┌─ Material to process

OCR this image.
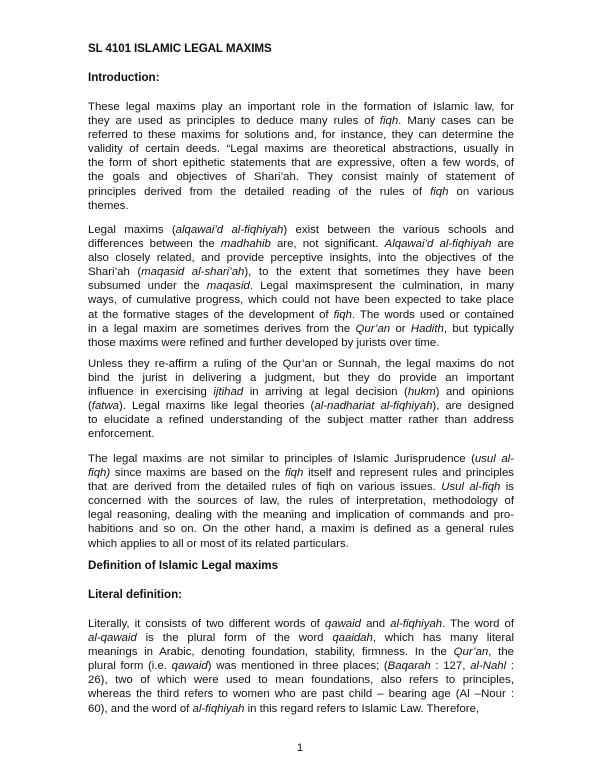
SL 4101 ISLAMIC LEGAL MAXIMS
Introduction:
These legal maxims play an important role in the formation of Islamic law, for
they are used as principles to deduce many rules of fiqh. Many cases can be
referred to these maxims for solutions and, for instance, they can determine the
validity of certain deeds. “Legal maxims are theoretical abstractions, usually in
the form of short epithetic statements that are expressive, often a few words, of
the goals and objectives of Shari’ah. They consist mainly of statement of
principles derived from the detailed reading of the rules of fiqh on various
themes.
Legal maxims (alqawai’d al-fiqhiyah) exist between the various schools and
differences between the madhahib are, not significant. Alqawai’d al-fiqhiyah are
also closely related, and provide perceptive insights, into the objectives of the
Shari’ah (maqasid al-shari’ah), to the extent that sometimes they have been
subsumed under the maqasid. Legal maximspresent the culmination, in many
ways, of cumulative progress, which could not have been expected to take place
at the formative stages of the development of fiqh. The words used or contained
in a legal maxim are sometimes derives from the Qur’an or Hadith, but typically
those maxims were refined and further developed by jurists over time.
Unless they re-affirm a ruling of the Qur’an or Sunnah, the legal maxims do not
bind the jurist in delivering a judgment, but they do provide an important
influence in exercising ijtihad in arriving at legal decision (hukm) and opinions
(fatwa). Legal maxims like legal theories (al-nadhariat al-fiqhiyah), are designed
to elucidate a refined understanding of the subject matter rather than address
enforcement.
The legal maxims are not similar to principles of Islamic Jurisprudence (usul al-
fiqh) since maxims are based on the fiqh itself and represent rules and principles
that are derived from the detailed rules of fiqh on various issues. Usul al-fiqh is
concerned with the sources of law, the rules of interpretation, methodology of
legal reasoning, dealing with the meaning and implication of commands and pro-
habitions and so on. On the other hand, a maxim is defined as a general rules
which applies to all or most of its related particulars.
Definition of Islamic Legal maxims
Literal definition:
Literally, it consists of two different words of qawaid and al-fiqhiyah. The word of
al-qawaid is the plural form of the word qaaidah, which has many literal
meanings in Arabic, denoting foundation, stability, firmness. In the Qur’an, the
plural form (i.e. qawaid) was mentioned in three places; (Baqarah : 127, al-Nahl :
26), two of which were used to mean foundations, also refers to principles,
whereas the third refers to women who are past child – bearing age (Al –Nour :
60), and the word of al-fiqhiyah in this regard refers to Islamic Law. Therefore,
1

└─

◆ Objective ◆
List the lines of the material in which the word "have" occurs.

◆ Written response ◆
Shari’ah (maqasid al-shari’ah), to the extent that sometimes they have been
ways, of cumulative progress, which could not have been expected to take place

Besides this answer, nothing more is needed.